[TEXT EXTRACT]
Studio album by Rustin Man
- Released: 1 February 2019
- Length: 38:04
- Label: Domino
- Producer: Rustin Man

Rustin Man chronology
| Out of Season (2002) | Drift Code (2019) | Clockdust (2020) |

Singles from Drift Code
- "Vanishing Heart" Released: 15 November 2018; "Judgement Train" Released: 16 January 2019; "Our Tomorrows" Released: 13 June 2019;

= Drift Code =

Drift Code is the second studio album by English musician and former Talk Talk bassist Paul Webb, under his moniker Rustin Man. It was released on 1 February 2019 through Domino Recording Company.

==Background and recording==
Shortly after finishing Out of Season, Webb began thinking about making a solo album. Songwriting and recording started in 2004, but was put on hold several times while Webb worked as a record producer for other artists. Webb finished mixing the songs in March 2018.

Drift Code was recorded at Webb's home, a converted barn in Essex. The instruments were recorded in a linear fashion: Webb recorded all the bass parts for the entire album before returning to the first track and going through the guitar parts, and so on for each instrument thereafter. Says Webb, "By the time I get around to the first song again, I haven’t heard that song for six months so I get a new kind of perspective each time I go back there."

Webb performed most of the instruments himself, and learned how to do so for the album; according to Webb, learning each instrument to "a decent enough standard" was the main reason behind the lengthy recording process. For strings and horns, he recruited local orchestral musicians. The album also features contribution from friends and family, including Lee Harris, Webb's former bandmate in Talk Talk and .O.rang, who played drums; and Snowboy, who brought and played his Clavioline keyboard.

[TASKS TO CARRY OUT]
[A] Answer these questions about the Drift Code article:
(i) In what year did songwriting and recording for the album begin?
(ii) Where was the album recorded?
(iii) Who played drums on the album?
[B] Rewrite the stretch of the Drift Code article from "Rustin Man chronology" through "in March 2018.", swapping "moniker" for "stage name".
[C] Continue the article about the album Drift Code from the point where it stops.

[MATERIAL PROVIDED]
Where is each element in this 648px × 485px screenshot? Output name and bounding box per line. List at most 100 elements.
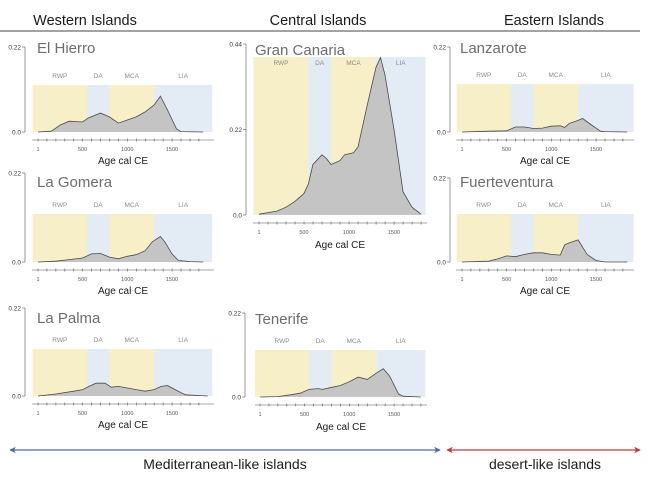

[OUTPUTS BY TASK]
[A]
(i) 2004
(ii) At Webb's home, a converted barn in Essex
(iii) Lee Harris

[B]
Rustin Man chronology
| Out of Season (2002) | Drift Code (2019) | Clockdust (2020) |

Singles from Drift Code
- "Vanishing Heart" Released: 15 November 2018; "Judgement Train" Released: 16 January 2019; "Our Tomorrows" Released: 13 June 2019;

= Drift Code =

Drift Code is the second studio album by English musician and former Talk Talk bassist Paul Webb, under his stage name Rustin Man. It was released on 1 February 2019 through Domino Recording Company.

==Background and recording==
Shortly after finishing Out of Season, Webb began thinking about making a solo album. Songwriting and recording started in 2004, but was put on hold several times while Webb worked as a record producer for other artists. Webb finished mixing the songs in March 2018.

[C]
==Critical reception==

Drift Code received positive reviews from critics. The aggregate review site Metacritic assigns a score of 79 out of 100 based on 13 reviews, indicating "generally favorable reviews".

Heather Phares of AllMusic wrote that "the way Webb blends folk, jazz, classic vocal pop, psych and prog ... in combinations that are elegant but too strange to be tasteful echoes latter-day Talk Talk, but there's a rustic eccentricity to songs such as "Light the Light" and "Martian Garden" that makes this album singular even within his body of work", concluding "Drift Code is the sound of an artist coming into his own on his own time". Andy Crump of Paste wrote "what Webb has created is so rich, so delightfully off-kilter, that an auxiliary listen is necessary the same way another sip of pickleback is necessary". Jordan Blum of PopMatters said "although there could be more diversity and depth at times, the vast majority of Drift Code is mesmeric in its idiosyncratic splendor" and that "Webb and company excel at bringing his novel vision to life with retro charisma, modern creativity, and a timeless classiness that guarantees its relevancy and appeal for the foreseeable future". Writing for The Guardian, Michael Hann awarded it a perfect score, describing it as "seem[ing] to exist in a time of its own" and praising its "determination to find or found some timeless folk tradition of their own". In a mixed review, Megan Valley of Exclaim! praised the song "Vanishing Heart" as "near-perfect", but felt the album as a whole was "atmospheric and moody, but too often forgettable".

Several critics made particular mention of Webb's voice, noting that it was the first time he had sung lead in his musical career. Zach Schonfeld of Pitchfork described it as a "surprisingly commanding, unmistakably English warble"; Hann called it "attractively leathered"; and Crump said "depending on the song, and even on the verse, Rustin Man’s Paul Webb either sounds like an Appalachian mountain man singing through diastema or David Bowie". Ben Hogwood of MusicOMH thought Webb's voice "is likely to be a divisive factor", and that listeners would have to "work past the occasional awkwardness of the vocal", but added "there is no doubt that Webb sings directly from the heart". More critically, Valley also drew comparisons to David Bowie, but "even with the hint of familiarity, though, Webb's voice is a little flatter and a little less compelling."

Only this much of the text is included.